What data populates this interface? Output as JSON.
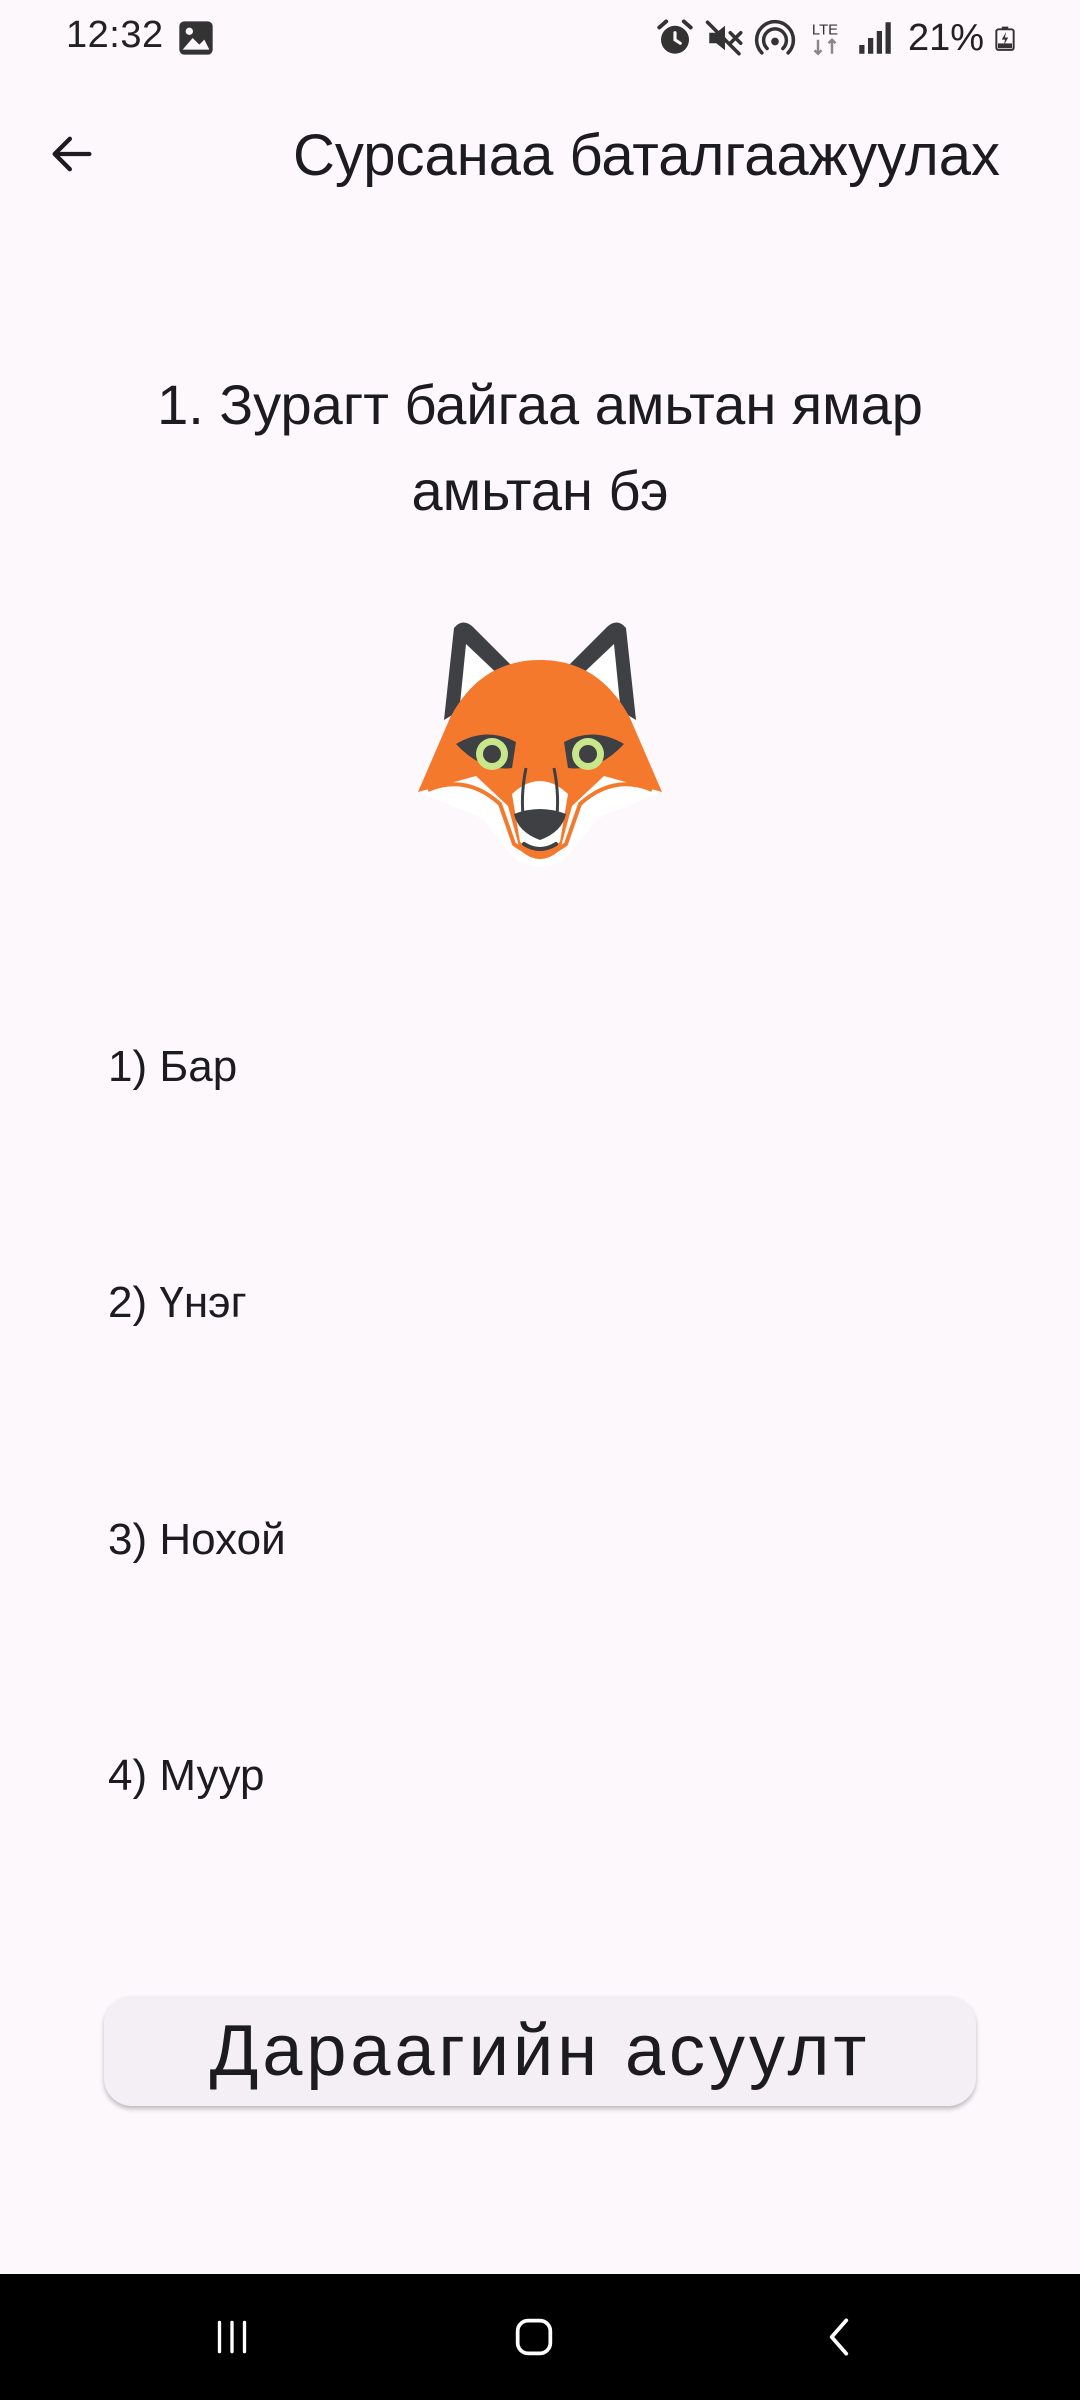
{
  "status_bar": {
    "time": "12:32",
    "left_icons": [
      "image-icon"
    ],
    "right_icons": [
      "alarm-icon",
      "mute-icon",
      "hotspot-icon",
      "lte-icon",
      "signal-icon"
    ],
    "lte_label": "LTE",
    "battery_percent": "21%"
  },
  "app_bar": {
    "title": "Сурсанаа баталгаажуулах",
    "back_icon": "arrow-back-icon"
  },
  "question": {
    "text": "1. Зурагт байгаа амьтан ямар амьтан бэ",
    "image": "fox-face-icon"
  },
  "options": [
    {
      "label": "1) Бар"
    },
    {
      "label": "2) Үнэг"
    },
    {
      "label": "3) Нохой"
    },
    {
      "label": "4) Муур"
    }
  ],
  "next_button": {
    "label": "Дараагийн асуулт"
  },
  "nav_bar": {
    "icons": [
      "recents-icon",
      "home-icon",
      "back-nav-icon"
    ]
  },
  "colors": {
    "background": "#fdf8fc",
    "fox_orange": "#f4792c",
    "fox_dark": "#3e4043",
    "fox_eye": "#c8e68a",
    "button_bg": "#f4eff5",
    "nav_bg": "#000000"
  }
}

----------------------------------------

→ **Exercise**:
Every record gets retyped exactly; no picture goes into the copy.

→ **Response for this exercise**:
What data populates this interface? Output as JSON.
{
  "status_bar": {
    "time": "12:32",
    "left_icons": [
      "image-icon"
    ],
    "right_icons": [
      "alarm-icon",
      "mute-icon",
      "hotspot-icon",
      "lte-icon",
      "signal-icon"
    ],
    "lte_label": "LTE",
    "battery_percent": "21%"
  },
  "app_bar": {
    "title": "Сурсанаа баталгаажуулах",
    "back_icon": "arrow-back-icon"
  },
  "question": {
    "text": "1. Зурагт байгаа амьтан ямар амьтан бэ",
    "image": "fox-face-icon"
  },
  "options": [
    {
      "label": "1) Бар"
    },
    {
      "label": "2) Үнэг"
    },
    {
      "label": "3) Нохой"
    },
    {
      "label": "4) Муур"
    }
  ],
  "next_button": {
    "label": "Дараагийн асуулт"
  },
  "nav_bar": {
    "icons": [
      "recents-icon",
      "home-icon",
      "back-nav-icon"
    ]
  },
  "colors": {
    "background": "#fdf8fc",
    "fox_orange": "#f4792c",
    "fox_dark": "#3e4043",
    "fox_eye": "#c8e68a",
    "button_bg": "#f4eff5",
    "nav_bg": "#000000"
  }
}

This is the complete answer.